■ DESCRIPTION OF THE TASK ■
Repeat each line of the material exactly.

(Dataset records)

__________________________________________________

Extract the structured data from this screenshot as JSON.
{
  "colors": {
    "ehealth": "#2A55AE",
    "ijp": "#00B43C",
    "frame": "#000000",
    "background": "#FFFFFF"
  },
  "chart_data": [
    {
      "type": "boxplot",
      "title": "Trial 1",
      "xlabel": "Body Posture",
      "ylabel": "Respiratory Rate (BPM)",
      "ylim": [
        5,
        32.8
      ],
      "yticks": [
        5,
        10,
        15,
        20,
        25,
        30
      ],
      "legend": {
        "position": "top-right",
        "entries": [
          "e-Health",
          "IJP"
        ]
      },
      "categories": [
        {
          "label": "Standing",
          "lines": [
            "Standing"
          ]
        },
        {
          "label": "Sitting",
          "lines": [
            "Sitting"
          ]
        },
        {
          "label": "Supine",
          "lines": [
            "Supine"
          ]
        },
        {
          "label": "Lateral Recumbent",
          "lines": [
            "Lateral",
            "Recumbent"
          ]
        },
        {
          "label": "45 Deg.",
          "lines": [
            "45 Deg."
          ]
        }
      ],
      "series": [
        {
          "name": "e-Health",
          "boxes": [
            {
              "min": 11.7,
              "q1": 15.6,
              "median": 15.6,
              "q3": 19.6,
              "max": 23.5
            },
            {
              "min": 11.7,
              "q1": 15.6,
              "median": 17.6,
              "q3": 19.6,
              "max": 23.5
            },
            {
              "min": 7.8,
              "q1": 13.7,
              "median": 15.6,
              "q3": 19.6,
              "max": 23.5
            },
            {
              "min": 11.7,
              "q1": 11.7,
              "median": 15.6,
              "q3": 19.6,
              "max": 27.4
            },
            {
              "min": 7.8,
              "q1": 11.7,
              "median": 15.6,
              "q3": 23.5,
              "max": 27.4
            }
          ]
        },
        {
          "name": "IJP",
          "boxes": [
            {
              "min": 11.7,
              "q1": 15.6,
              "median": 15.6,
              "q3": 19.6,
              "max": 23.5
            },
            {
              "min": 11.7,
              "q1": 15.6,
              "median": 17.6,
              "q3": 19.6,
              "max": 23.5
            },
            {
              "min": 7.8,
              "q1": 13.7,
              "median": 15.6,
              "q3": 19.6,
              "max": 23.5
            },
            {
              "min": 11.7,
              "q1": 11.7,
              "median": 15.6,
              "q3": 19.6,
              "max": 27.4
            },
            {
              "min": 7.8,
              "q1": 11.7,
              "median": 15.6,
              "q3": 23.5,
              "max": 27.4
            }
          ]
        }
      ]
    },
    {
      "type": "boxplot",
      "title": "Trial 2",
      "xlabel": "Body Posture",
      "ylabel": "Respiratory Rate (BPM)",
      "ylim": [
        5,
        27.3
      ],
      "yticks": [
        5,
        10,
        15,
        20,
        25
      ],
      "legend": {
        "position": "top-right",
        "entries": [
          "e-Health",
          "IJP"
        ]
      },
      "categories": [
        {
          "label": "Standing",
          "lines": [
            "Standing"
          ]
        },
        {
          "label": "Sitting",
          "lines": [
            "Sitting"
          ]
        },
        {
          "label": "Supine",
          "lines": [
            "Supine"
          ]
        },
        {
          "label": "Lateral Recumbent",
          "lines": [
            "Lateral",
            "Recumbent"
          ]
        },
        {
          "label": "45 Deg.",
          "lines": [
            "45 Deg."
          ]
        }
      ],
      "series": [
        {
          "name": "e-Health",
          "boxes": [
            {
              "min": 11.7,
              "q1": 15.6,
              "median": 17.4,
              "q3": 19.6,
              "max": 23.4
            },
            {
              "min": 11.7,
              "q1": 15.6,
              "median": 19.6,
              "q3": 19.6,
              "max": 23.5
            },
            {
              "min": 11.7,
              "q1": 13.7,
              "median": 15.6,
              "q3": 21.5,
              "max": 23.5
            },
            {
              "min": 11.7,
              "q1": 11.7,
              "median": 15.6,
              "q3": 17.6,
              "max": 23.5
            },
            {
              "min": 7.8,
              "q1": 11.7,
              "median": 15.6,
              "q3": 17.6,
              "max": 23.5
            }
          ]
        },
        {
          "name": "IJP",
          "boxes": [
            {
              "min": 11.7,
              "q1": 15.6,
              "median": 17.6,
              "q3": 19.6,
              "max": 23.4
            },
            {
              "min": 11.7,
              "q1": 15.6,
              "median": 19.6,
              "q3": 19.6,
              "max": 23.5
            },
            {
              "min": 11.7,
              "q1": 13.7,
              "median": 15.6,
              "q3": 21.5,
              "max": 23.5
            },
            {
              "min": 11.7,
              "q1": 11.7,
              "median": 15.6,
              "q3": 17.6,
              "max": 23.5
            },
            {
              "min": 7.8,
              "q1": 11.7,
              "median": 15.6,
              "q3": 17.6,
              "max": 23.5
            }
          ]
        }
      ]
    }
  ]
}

__________________________________________________

■ RESULT FOR THIS EXERCISE ■
Extract the structured data from this screenshot as JSON.
{
  "colors": {
    "ehealth": "#2A55AE",
    "ijp": "#00B43C",
    "frame": "#000000",
    "background": "#FFFFFF"
  },
  "chart_data": [
    {
      "type": "boxplot",
      "title": "Trial 1",
      "xlabel": "Body Posture",
      "ylabel": "Respiratory Rate (BPM)",
      "ylim": [
        5,
        32.8
      ],
      "yticks": [
        5,
        10,
        15,
        20,
        25,
        30
      ],
      "legend": {
        "position": "top-right",
        "entries": [
          "e-Health",
          "IJP"
        ]
      },
      "categories": [
        {
          "label": "Standing",
          "lines": [
            "Standing"
          ]
        },
        {
          "label": "Sitting",
          "lines": [
            "Sitting"
          ]
        },
        {
          "label": "Supine",
          "lines": [
            "Supine"
          ]
        },
        {
          "label": "Lateral Recumbent",
          "lines": [
            "Lateral",
            "Recumbent"
          ]
        },
        {
          "label": "45 Deg.",
          "lines": [
            "45 Deg."
          ]
        }
      ],
      "series": [
        {
          "name": "e-Health",
          "boxes": [
            {
              "min": 11.7,
              "q1": 15.6,
              "median": 15.6,
              "q3": 19.6,
              "max": 23.5
            },
            {
              "min": 11.7,
              "q1": 15.6,
              "median": 17.6,
              "q3": 19.6,
              "max": 23.5
            },
            {
              "min": 7.8,
              "q1": 13.7,
              "median": 15.6,
              "q3": 19.6,
              "max": 23.5
            },
            {
              "min": 11.7,
              "q1": 11.7,
              "median": 15.6,
              "q3": 19.6,
              "max": 27.4
            },
            {
              "min": 7.8,
              "q1": 11.7,
              "median": 15.6,
              "q3": 23.5,
              "max": 27.4
            }
          ]
        },
        {
          "name": "IJP",
          "boxes": [
            {
              "min": 11.7,
              "q1": 15.6,
              "median": 15.6,
              "q3": 19.6,
              "max": 23.5
            },
            {
              "min": 11.7,
              "q1": 15.6,
              "median": 17.6,
              "q3": 19.6,
              "max": 23.5
            },
            {
              "min": 7.8,
              "q1": 13.7,
              "median": 15.6,
              "q3": 19.6,
              "max": 23.5
            },
            {
              "min": 11.7,
              "q1": 11.7,
              "median": 15.6,
              "q3": 19.6,
              "max": 27.4
            },
            {
              "min": 7.8,
              "q1": 11.7,
              "median": 15.6,
              "q3": 23.5,
              "max": 27.4
            }
          ]
        }
      ]
    },
    {
      "type": "boxplot",
      "title": "Trial 2",
      "xlabel": "Body Posture",
      "ylabel": "Respiratory Rate (BPM)",
      "ylim": [
        5,
        27.3
      ],
      "yticks": [
        5,
        10,
        15,
        20,
        25
      ],
      "legend": {
        "position": "top-right",
        "entries": [
          "e-Health",
          "IJP"
        ]
      },
      "categories": [
        {
          "label": "Standing",
          "lines": [
            "Standing"
          ]
        },
        {
          "label": "Sitting",
          "lines": [
            "Sitting"
          ]
        },
        {
          "label": "Supine",
          "lines": [
            "Supine"
          ]
        },
        {
          "label": "Lateral Recumbent",
          "lines": [
            "Lateral",
            "Recumbent"
          ]
        },
        {
          "label": "45 Deg.",
          "lines": [
            "45 Deg."
          ]
        }
      ],
      "series": [
        {
          "name": "e-Health",
          "boxes": [
            {
              "min": 11.7,
              "q1": 15.6,
              "median": 17.4,
              "q3": 19.6,
              "max": 23.4
            },
            {
              "min": 11.7,
              "q1": 15.6,
              "median": 19.6,
              "q3": 19.6,
              "max": 23.5
            },
            {
              "min": 11.7,
              "q1": 13.7,
              "median": 15.6,
              "q3": 21.5,
              "max": 23.5
            },
            {
              "min": 11.7,
              "q1": 11.7,
              "median": 15.6,
              "q3": 17.6,
              "max": 23.5
            },
            {
              "min": 7.8,
              "q1": 11.7,
              "median": 15.6,
              "q3": 17.6,
              "max": 23.5
            }
          ]
        },
        {
          "name": "IJP",
          "boxes": [
            {
              "min": 11.7,
              "q1": 15.6,
              "median": 17.6,
              "q3": 19.6,
              "max": 23.4
            },
            {
              "min": 11.7,
              "q1": 15.6,
              "median": 19.6,
              "q3": 19.6,
              "max": 23.5
            },
            {
              "min": 11.7,
              "q1": 13.7,
              "median": 15.6,
              "q3": 21.5,
              "max": 23.5
            },
            {
              "min": 11.7,
              "q1": 11.7,
              "median": 15.6,
              "q3": 17.6,
              "max": 23.5
            },
            {
              "min": 7.8,
              "q1": 11.7,
              "median": 15.6,
              "q3": 17.6,
              "max": 23.5
            }
          ]
        }
      ]
    }
  ]
}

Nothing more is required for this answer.